▸ Document text:
start

Professor Gerrelyn Patterson was thrilled when she first heard the news that the North Carolina Teaching Fellows program would return to North Carolina A&T State University’s College of Education.

“I was on a Zoom call with my dean,” recalls Patterson, who chairs the department of educator preparation. “She said, ‘We got Teaching Fellows back,’ and I literally jumped up because it was such a big deal.”

North Carolina Teaching Fellows is a scholarship program for aspiring teachers, with a long, and politically charged history. Since it began in 1987, more than five thousand fellows have taught in North Carolina schools. Many are still in classrooms or in school leadership positions.

Citing costs and the desire to focus on other recruitment strategies, the Republican-led General Assembly ended the Teaching Fellows program in 2011. Then they brought it back on a smaller scale in 2017, and students could only use the funding at five universities. Before, it had been available at 17 universities across the state, including A&T.

“Teaching Fellows is the premier teaching scholarship in the state of North Carolina,” Patterson says. “Historically, it was the scholarship.”

This year, the program expanded to NC A&T, Fayetteville State and UNC Pembroke in an effort to diversify the applicant pool, as directed by a 2020 state law. Patterson says now one of her challenges is growing the number of Teaching Fellows on her campus.

Liz Schlemmer
Professor Gerrelyn Patterson is the chair of the educator preparation department at NC A&T's college of education, which welcomed its first freshmen class of NC Teaching Fellows in nearly a decade last fall.

“We're small but mighty,” Patterson says. “The word has to get back out that A&T is back on the scene, right?”

Before the General Assembly repealed the program in 2011, A&T typically graduated 15 to 20 Teaching Fellows each year. Now, there are three.

College freshman Dominik Alston is one of the new fellows on campus. He says he had never heard of Teaching Fellows until a teacher from his church sent him an application. She was so proud when he was awarded the fellowship.

“People that knew about how big it was before, then I tell them [that I was selected], and they tell me that it's a big deal,” Alston says.

When he got the fellowship and saw that he could apply it to A&T — his dream school — he felt like everything fell into place. The fellowship is really a loan that covers four years of tuition that recipients like Alston can pay back in cash or by teaching for at least four years in North Carolina public schools.

“It gives me a lot of motivation to keep on with my degree, because it's loan forgiveness, and if I don't finish, then my loans won't be forgiven,” Alston says.

His classmate Lauren Dotson — who’s training to be an agriculture teacher — says if it hadn’t been for this fellowship, she’s not sure she would’ve pursued teaching.

“It made it so much easier for me to attend college as a whole,” Dotson says. “If I hadn't gotten Teaching Fellows, I probably would have just gone to community college and gotten a welding certificate, honestly.”

She says her biggest motivation for going into teaching is the current shortage of teachers.

“We need more teachers in North Carolina,” Dotson says. “It's a job that needs done.”

History of NC Teaching Fellows

The NC Teaching Fellows program was first enacted to address a teacher shortage in the 1980s, says Michael Priddy, a former chair of the NC Teaching Fellows Commission that selects awardees.

“It’s almost deja vu,” Priddy says of the current shortage.

At the time, the Public School Forum of North Carolina — a think tank that advocates for public schools — proposed the creation of a state-supported loan forgiveness program to recruit teachers. Their proposal focused on improving the racial and geographic diversity of the teaching candidate pool and raising the academic profile of future teachers.

end

▸ Problem set:
(1) According to the article on the NC Teaching Fellows program, in what year did the General Assembly end the program?
(2) Duplicate the passage of the article on the NC Teaching Fellows program starting at "She says her" and ending at "the current shortage.".
(3) Write the next part of the article on the NC Teaching Fellows program, picking up right after its final sentence.

▸ Given data:
start

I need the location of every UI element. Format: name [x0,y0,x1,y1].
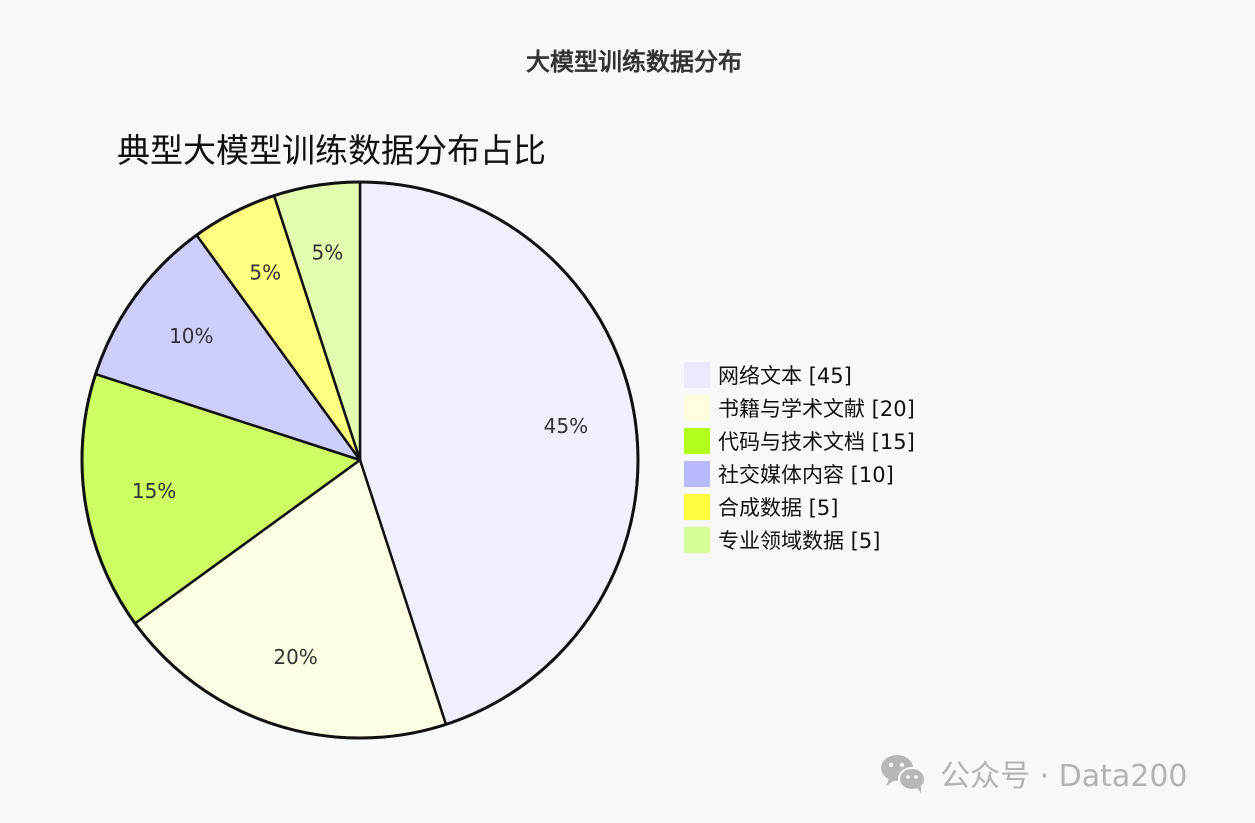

end

▸ Answers:
(1) 2011

(2)
She says her biggest motivation for going into teaching is the current shortage of teachers.

“We need more teachers in North Carolina,” Dotson says. “It's a job that needs done.”

History of NC Teaching Fellows

The NC Teaching Fellows program was first enacted to address a teacher shortage in the 1980s, says Michael Priddy, a former chair of the NC Teaching Fellows Commission that selects awardees.

“It’s almost deja vu,” Priddy says of the current shortage.

(3)
The Democratic-led General Assembly created NC Teaching Fellows and appointed the Public School Forum to administer the program. When Republicans won control of the General Assembly in 2011 during a recession, they ended it in favor of funding Teach For America, which recruits recent college graduates to teach for two years. Priddy was chair of the NC Teaching Fellows Commission at the time.

“There was confusion and surprise at the Public School Forum offices, because the 25-year history [of NC Teaching Fellows] had been an amazing history,” Priddy says.

The Public School Forum reports about 64% of recipients were employed in schools six or more years after receiving the award, resulting in more than 5,300 teachers who completed their service requirement in public schools across all 100 counties.

These are the 17 campuses that previously hosted NC Teaching Fellows before the General Assembly cut the program from the state budget in 2017.
Public School Forum of North Carolina
These are the 17 campuses that previously hosted NC Teaching Fellows before the General Assembly cut the program from the state budget in 2011.

Advocates pushed for the program to be phased out over several years, rather than abruptly ending funding for fellows who were still finishing degrees. The last cohort under the prior iteration graduated college in 2015.

The General Assembly then reinstated NC Teaching Fellows in 2017, but with multiple changes:

  • it was available to students at Elon University, Meredith College, NC State, UNC-Chapel Hill and UNC Charlotte
  • fellows must study subject areas related to STEM or special education and they must teach in those subjects to repay their loan with service
  • fellows must serve one year in a low-performing school or two years in another public school for every year a loan was awarded, or repay the year in cash
  • the UNC System would administer the program and oversee the NC Teaching Fellows Commission
  • the fellowship would be available not only to high school seniors, but also college transfer students and career-changers in short-term licensing programs

Where is NC Teaching Fellows now?

Bennett Jones became the director of the NC Teaching Fellows program this past fall, after being a high school principal. He says he believes the program could be a powerful tool to address the current teacher shortage.

“I believe the program needs to be the preeminent teacher recruitment tool in the state,” Jones says.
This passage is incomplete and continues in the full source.